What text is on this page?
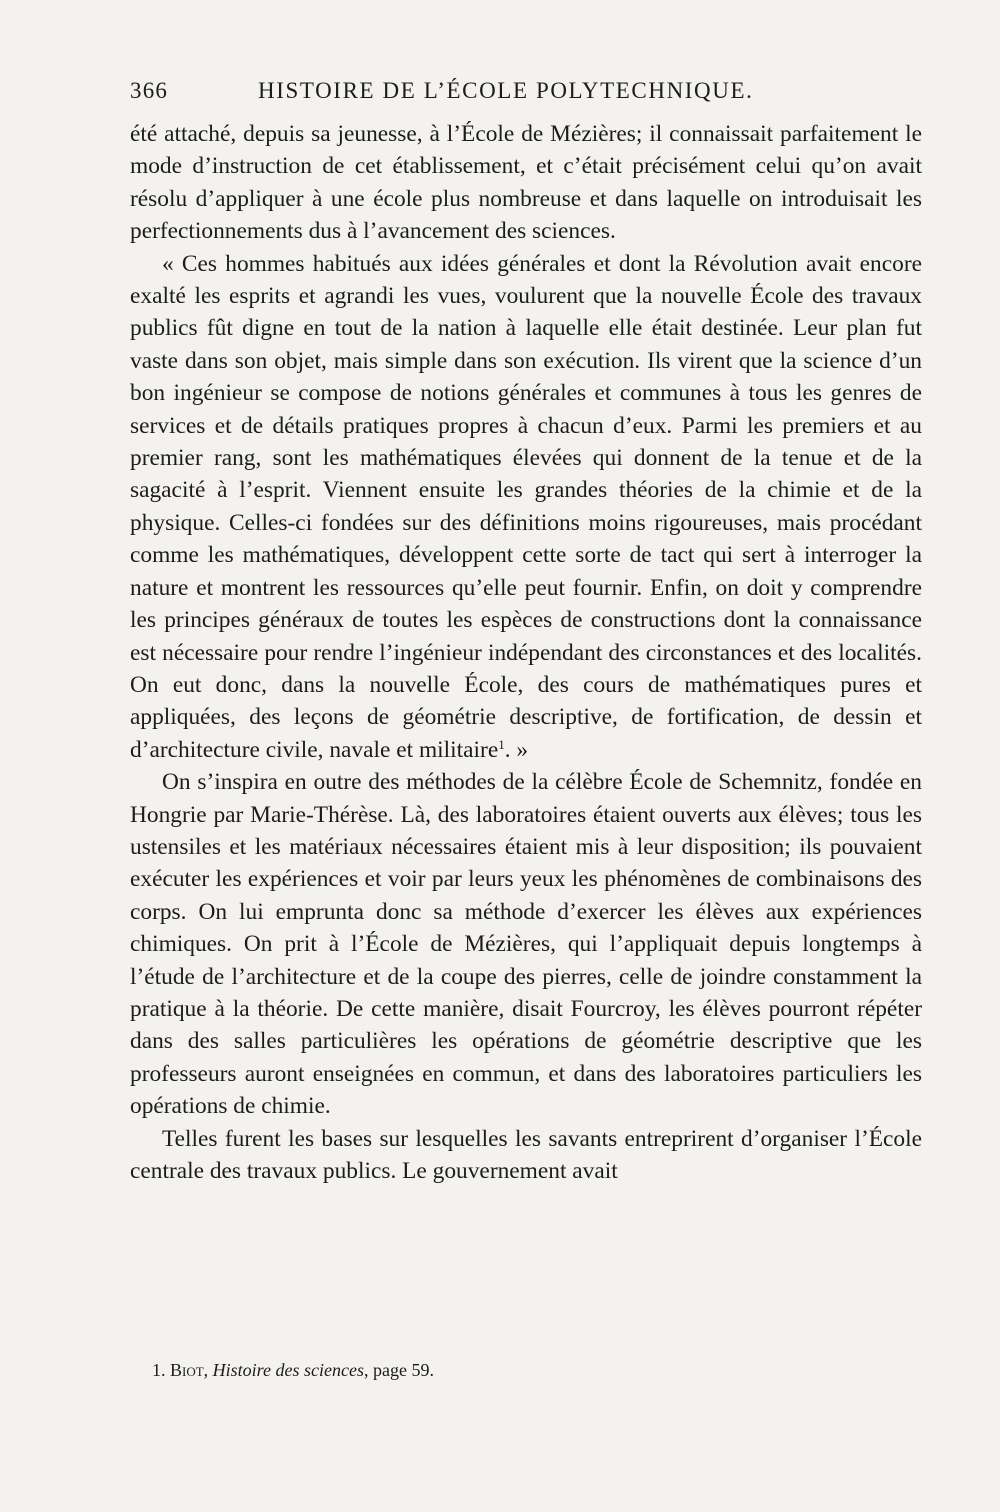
366	HISTOIRE DE L’ÉCOLE POLYTECHNIQUE.

été attaché, depuis sa jeunesse, à l’École de Mézières; il connaissait parfaitement le mode d’instruction de cet établissement, et c’était précisément celui qu’on avait résolu d’appliquer à une école plus nombreuse et dans laquelle on introduisait les perfectionnements dus à l’avancement des sciences.

« Ces hommes habitués aux idées générales et dont la Révolution avait encore exalté les esprits et agrandi les vues, voulurent que la nouvelle École des travaux publics fût digne en tout de la nation à laquelle elle était destinée. Leur plan fut vaste dans son objet, mais simple dans son exécution. Ils virent que la science d’un bon ingénieur se compose de notions générales et communes à tous les genres de services et de détails pratiques propres à chacun d’eux. Parmi les premiers et au premier rang, sont les mathématiques élevées qui donnent de la tenue et de la sagacité à l’esprit. Viennent ensuite les grandes théories de la chimie et de la physique. Celles-ci fondées sur des définitions moins rigoureuses, mais procédant comme les mathématiques, développent cette sorte de tact qui sert à interroger la nature et montrent les ressources qu’elle peut fournir. Enfin, on doit y comprendre les principes généraux de toutes les espèces de constructions dont la connaissance est nécessaire pour rendre l’ingénieur indépendant des circonstances et des localités. On eut donc, dans la nouvelle École, des cours de mathématiques pures et appliquées, des leçons de géométrie descriptive, de fortification, de dessin et d’architecture civile, navale et militaire$^1$. »

On s’inspira en outre des méthodes de la célèbre École de Schemnitz, fondée en Hongrie par Marie-Thérèse. Là, des laboratoires étaient ouverts aux élèves; tous les ustensiles et les matériaux nécessaires étaient mis à leur disposition; ils pouvaient exécuter les expériences et voir par leurs yeux les phénomènes de combinaisons des corps. On lui emprunta donc sa méthode d’exercer les élèves aux expériences chimiques. On prit à l’École de Mézières, qui l’appliquait depuis longtemps à l’étude de l’architecture et de la coupe des pierres, celle de joindre constamment la pratique à la théorie. De cette manière, disait Fourcroy, les élèves pourront répéter dans des salles particulières les opérations de géométrie descriptive que les professeurs auront enseignées en commun, et dans des laboratoires particuliers les opérations de chimie.

Telles furent les bases sur lesquelles les savants entreprirent d’organiser l’École centrale des travaux publics. Le gouvernement avait

1. Biot, Histoire des sciences, page 59.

**DIRECTIONS FOR THIS TASK:** Each record above should come back exactly the same, only without its pictures.

**ANSWER TO THE TASK:**
What text is on this page?
366	HISTOIRE DE L’ÉCOLE POLYTECHNIQUE.

été attaché, depuis sa jeunesse, à l’École de Mézières; il connaissait parfaitement le mode d’instruction de cet établissement, et c’était précisément celui qu’on avait résolu d’appliquer à une école plus nombreuse et dans laquelle on introduisait les perfectionnements dus à l’avancement des sciences.

« Ces hommes habitués aux idées générales et dont la Révolution avait encore exalté les esprits et agrandi les vues, voulurent que la nouvelle École des travaux publics fût digne en tout de la nation à laquelle elle était destinée. Leur plan fut vaste dans son objet, mais simple dans son exécution. Ils virent que la science d’un bon ingénieur se compose de notions générales et communes à tous les genres de services et de détails pratiques propres à chacun d’eux. Parmi les premiers et au premier rang, sont les mathématiques élevées qui donnent de la tenue et de la sagacité à l’esprit. Viennent ensuite les grandes théories de la chimie et de la physique. Celles-ci fondées sur des définitions moins rigoureuses, mais procédant comme les mathématiques, développent cette sorte de tact qui sert à interroger la nature et montrent les ressources qu’elle peut fournir. Enfin, on doit y comprendre les principes généraux de toutes les espèces de constructions dont la connaissance est nécessaire pour rendre l’ingénieur indépendant des circonstances et des localités. On eut donc, dans la nouvelle École, des cours de mathématiques pures et appliquées, des leçons de géométrie descriptive, de fortification, de dessin et d’architecture civile, navale et militaire$^1$. »

On s’inspira en outre des méthodes de la célèbre École de Schemnitz, fondée en Hongrie par Marie-Thérèse. Là, des laboratoires étaient ouverts aux élèves; tous les ustensiles et les matériaux nécessaires étaient mis à leur disposition; ils pouvaient exécuter les expériences et voir par leurs yeux les phénomènes de combinaisons des corps. On lui emprunta donc sa méthode d’exercer les élèves aux expériences chimiques. On prit à l’École de Mézières, qui l’appliquait depuis longtemps à l’étude de l’architecture et de la coupe des pierres, celle de joindre constamment la pratique à la théorie. De cette manière, disait Fourcroy, les élèves pourront répéter dans des salles particulières les opérations de géométrie descriptive que les professeurs auront enseignées en commun, et dans des laboratoires particuliers les opérations de chimie.

Telles furent les bases sur lesquelles les savants entreprirent d’organiser l’École centrale des travaux publics. Le gouvernement avait

1. Biot, Histoire des sciences, page 59.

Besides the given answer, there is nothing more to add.